— Begin Input rows —

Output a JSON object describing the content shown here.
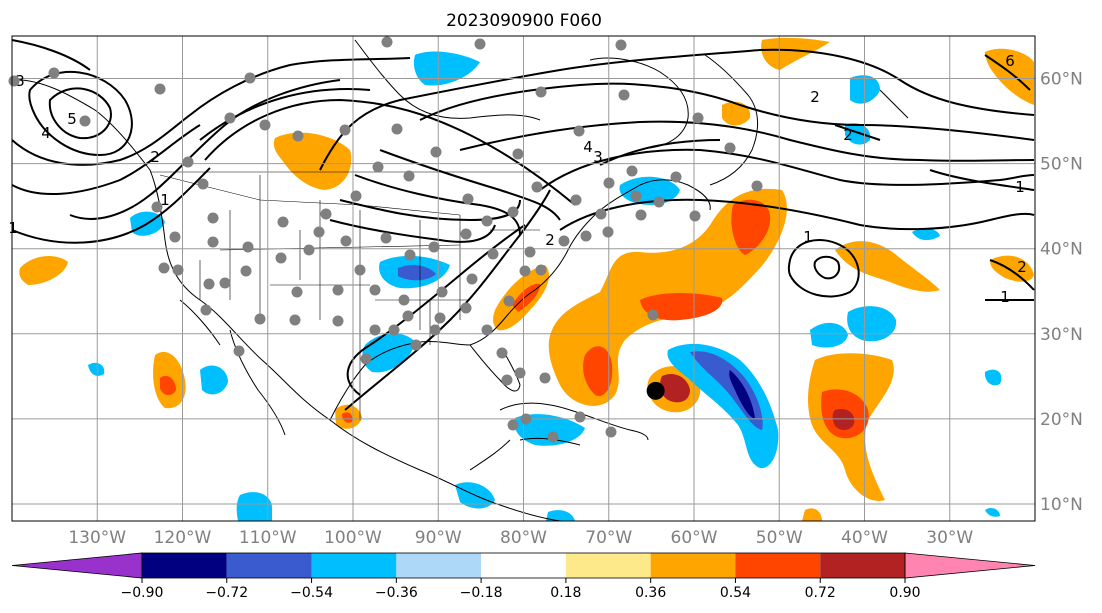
{
  "title": "2023090900 F060",
  "map": {
    "lon_labels": [
      "130°W",
      "120°W",
      "110°W",
      "100°W",
      "90°W",
      "80°W",
      "70°W",
      "60°W",
      "50°W",
      "40°W",
      "30°W"
    ],
    "lon_values": [
      -130,
      -120,
      -110,
      -100,
      -90,
      -80,
      -70,
      -60,
      -50,
      -40,
      -30
    ],
    "lat_labels": [
      "10°N",
      "20°N",
      "30°N",
      "40°N",
      "50°N",
      "60°N"
    ],
    "lat_values": [
      10,
      20,
      30,
      40,
      50,
      60
    ],
    "lon_range": [
      -140,
      -20
    ],
    "lat_range": [
      8,
      65
    ],
    "gridlines": true,
    "contour_labels": [
      "1",
      "1",
      "1",
      "1",
      "2",
      "2",
      "2",
      "2",
      "3",
      "3",
      "4",
      "4",
      "5",
      "6",
      "1",
      "2"
    ],
    "storm_marker": {
      "lon": -64.5,
      "lat": 23.3,
      "color": "#000000"
    },
    "observation_dot_color": "#808080",
    "contour_color": "#000000"
  },
  "colorbar": {
    "tick_labels": [
      "−0.90",
      "−0.72",
      "−0.54",
      "−0.36",
      "−0.18",
      "0.18",
      "0.36",
      "0.54",
      "0.72",
      "0.90"
    ],
    "levels": [
      -0.9,
      -0.72,
      -0.54,
      -0.36,
      -0.18,
      0.18,
      0.36,
      0.54,
      0.72,
      0.9
    ],
    "colors": [
      "#9932cc",
      "#000080",
      "#3a5bd0",
      "#00bfff",
      "#add8f8",
      "#ffffff",
      "#fde98a",
      "#ffa500",
      "#ff4500",
      "#b22222",
      "#ff85b0"
    ],
    "extend": "both"
  }
}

— End Input rows —

• Short problem
Produce an exact copy of each line of data, skipping embedded images.

• Expected output
Output a JSON object describing the content shown here.
{
  "title": "2023090900 F060",
  "map": {
    "lon_labels": [
      "130°W",
      "120°W",
      "110°W",
      "100°W",
      "90°W",
      "80°W",
      "70°W",
      "60°W",
      "50°W",
      "40°W",
      "30°W"
    ],
    "lon_values": [
      -130,
      -120,
      -110,
      -100,
      -90,
      -80,
      -70,
      -60,
      -50,
      -40,
      -30
    ],
    "lat_labels": [
      "10°N",
      "20°N",
      "30°N",
      "40°N",
      "50°N",
      "60°N"
    ],
    "lat_values": [
      10,
      20,
      30,
      40,
      50,
      60
    ],
    "lon_range": [
      -140,
      -20
    ],
    "lat_range": [
      8,
      65
    ],
    "gridlines": true,
    "contour_labels": [
      "1",
      "1",
      "1",
      "1",
      "2",
      "2",
      "2",
      "2",
      "3",
      "3",
      "4",
      "4",
      "5",
      "6",
      "1",
      "2"
    ],
    "storm_marker": {
      "lon": -64.5,
      "lat": 23.3,
      "color": "#000000"
    },
    "observation_dot_color": "#808080",
    "contour_color": "#000000"
  },
  "colorbar": {
    "tick_labels": [
      "−0.90",
      "−0.72",
      "−0.54",
      "−0.36",
      "−0.18",
      "0.18",
      "0.36",
      "0.54",
      "0.72",
      "0.90"
    ],
    "levels": [
      -0.9,
      -0.72,
      -0.54,
      -0.36,
      -0.18,
      0.18,
      0.36,
      0.54,
      0.72,
      0.9
    ],
    "colors": [
      "#9932cc",
      "#000080",
      "#3a5bd0",
      "#00bfff",
      "#add8f8",
      "#ffffff",
      "#fde98a",
      "#ffa500",
      "#ff4500",
      "#b22222",
      "#ff85b0"
    ],
    "extend": "both"
  }
}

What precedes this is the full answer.